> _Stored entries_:
++++++++++

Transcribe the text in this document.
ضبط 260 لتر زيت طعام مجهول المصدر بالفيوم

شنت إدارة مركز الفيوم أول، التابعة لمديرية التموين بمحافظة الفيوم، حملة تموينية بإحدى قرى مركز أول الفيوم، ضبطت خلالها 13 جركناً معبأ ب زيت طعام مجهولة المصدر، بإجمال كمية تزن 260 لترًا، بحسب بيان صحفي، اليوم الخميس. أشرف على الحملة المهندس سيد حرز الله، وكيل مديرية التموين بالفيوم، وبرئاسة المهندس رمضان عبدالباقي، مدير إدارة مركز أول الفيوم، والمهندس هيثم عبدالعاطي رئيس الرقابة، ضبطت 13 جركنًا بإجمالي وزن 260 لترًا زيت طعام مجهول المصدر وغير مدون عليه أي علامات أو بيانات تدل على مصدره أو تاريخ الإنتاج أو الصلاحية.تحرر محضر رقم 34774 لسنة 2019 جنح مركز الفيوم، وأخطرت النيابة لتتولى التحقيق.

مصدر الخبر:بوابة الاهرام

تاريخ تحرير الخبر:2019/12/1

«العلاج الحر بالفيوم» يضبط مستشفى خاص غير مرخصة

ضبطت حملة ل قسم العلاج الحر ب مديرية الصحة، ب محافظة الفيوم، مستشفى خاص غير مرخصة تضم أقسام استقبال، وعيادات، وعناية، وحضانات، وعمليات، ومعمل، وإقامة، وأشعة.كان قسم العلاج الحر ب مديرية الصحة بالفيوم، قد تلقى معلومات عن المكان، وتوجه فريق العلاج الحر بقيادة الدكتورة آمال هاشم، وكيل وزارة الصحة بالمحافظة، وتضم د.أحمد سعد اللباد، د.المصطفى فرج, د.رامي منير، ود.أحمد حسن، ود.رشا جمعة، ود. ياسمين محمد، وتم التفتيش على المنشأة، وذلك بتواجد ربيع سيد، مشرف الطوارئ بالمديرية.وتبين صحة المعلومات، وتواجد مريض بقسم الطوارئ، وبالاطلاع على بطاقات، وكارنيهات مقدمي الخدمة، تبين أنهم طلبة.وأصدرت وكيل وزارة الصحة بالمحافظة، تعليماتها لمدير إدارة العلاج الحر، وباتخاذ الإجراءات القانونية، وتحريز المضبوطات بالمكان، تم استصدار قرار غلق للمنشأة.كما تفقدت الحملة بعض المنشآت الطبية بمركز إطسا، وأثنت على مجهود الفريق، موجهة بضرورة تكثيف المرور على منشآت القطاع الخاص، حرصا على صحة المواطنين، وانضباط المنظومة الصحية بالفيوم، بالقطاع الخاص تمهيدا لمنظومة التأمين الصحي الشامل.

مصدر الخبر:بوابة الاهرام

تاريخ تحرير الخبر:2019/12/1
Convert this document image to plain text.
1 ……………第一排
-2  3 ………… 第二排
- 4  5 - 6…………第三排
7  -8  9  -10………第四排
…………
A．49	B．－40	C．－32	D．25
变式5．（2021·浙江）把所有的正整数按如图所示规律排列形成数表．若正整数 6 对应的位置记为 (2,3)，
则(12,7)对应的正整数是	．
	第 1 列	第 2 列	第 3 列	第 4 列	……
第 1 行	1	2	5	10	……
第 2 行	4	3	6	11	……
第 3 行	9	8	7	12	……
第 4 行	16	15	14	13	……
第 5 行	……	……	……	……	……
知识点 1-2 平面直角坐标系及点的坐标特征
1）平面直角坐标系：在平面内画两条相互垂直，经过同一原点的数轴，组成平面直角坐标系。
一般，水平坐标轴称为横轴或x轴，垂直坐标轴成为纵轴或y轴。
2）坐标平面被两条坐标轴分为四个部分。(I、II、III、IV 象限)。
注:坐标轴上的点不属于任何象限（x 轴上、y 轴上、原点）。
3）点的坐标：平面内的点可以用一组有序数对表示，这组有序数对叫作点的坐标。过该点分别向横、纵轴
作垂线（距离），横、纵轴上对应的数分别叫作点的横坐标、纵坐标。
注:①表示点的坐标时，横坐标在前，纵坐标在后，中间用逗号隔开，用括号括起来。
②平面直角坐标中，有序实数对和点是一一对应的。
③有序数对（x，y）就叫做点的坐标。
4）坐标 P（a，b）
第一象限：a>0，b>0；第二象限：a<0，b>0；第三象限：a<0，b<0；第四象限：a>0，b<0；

++++++++++

> _TASK OBJECTIVE_:
Everything from the line with "Convert this document image to plain text." to the end of the listing above needs to be duplicated exactly, both end lines included, with nothing more.

> _WRITTEN ANSWER_:
Convert this document image to plain text.
1 ……………第一排
-2  3 ………… 第二排
- 4  5 - 6…………第三排
7  -8  9  -10………第四排
…………
A．49	B．－40	C．－32	D．25
变式5．（2021·浙江）把所有的正整数按如图所示规律排列形成数表．若正整数 6 对应的位置记为 (2,3)，
则(12,7)对应的正整数是	．
	第 1 列	第 2 列	第 3 列	第 4 列	……
第 1 行	1	2	5	10	……
第 2 行	4	3	6	11	……
第 3 行	9	8	7	12	……
第 4 行	16	15	14	13	……
第 5 行	……	……	……	……	……
知识点 1-2 平面直角坐标系及点的坐标特征
1）平面直角坐标系：在平面内画两条相互垂直，经过同一原点的数轴，组成平面直角坐标系。
一般，水平坐标轴称为横轴或x轴，垂直坐标轴成为纵轴或y轴。
2）坐标平面被两条坐标轴分为四个部分。(I、II、III、IV 象限)。
注:坐标轴上的点不属于任何象限（x 轴上、y 轴上、原点）。
3）点的坐标：平面内的点可以用一组有序数对表示，这组有序数对叫作点的坐标。过该点分别向横、纵轴
作垂线（距离），横、纵轴上对应的数分别叫作点的横坐标、纵坐标。
注:①表示点的坐标时，横坐标在前，纵坐标在后，中间用逗号隔开，用括号括起来。
②平面直角坐标中，有序实数对和点是一一对应的。
③有序数对（x，y）就叫做点的坐标。
4）坐标 P（a，b）
第一象限：a>0，b>0；第二象限：a<0，b>0；第三象限：a<0，b<0；第四象限：a>0，b<0；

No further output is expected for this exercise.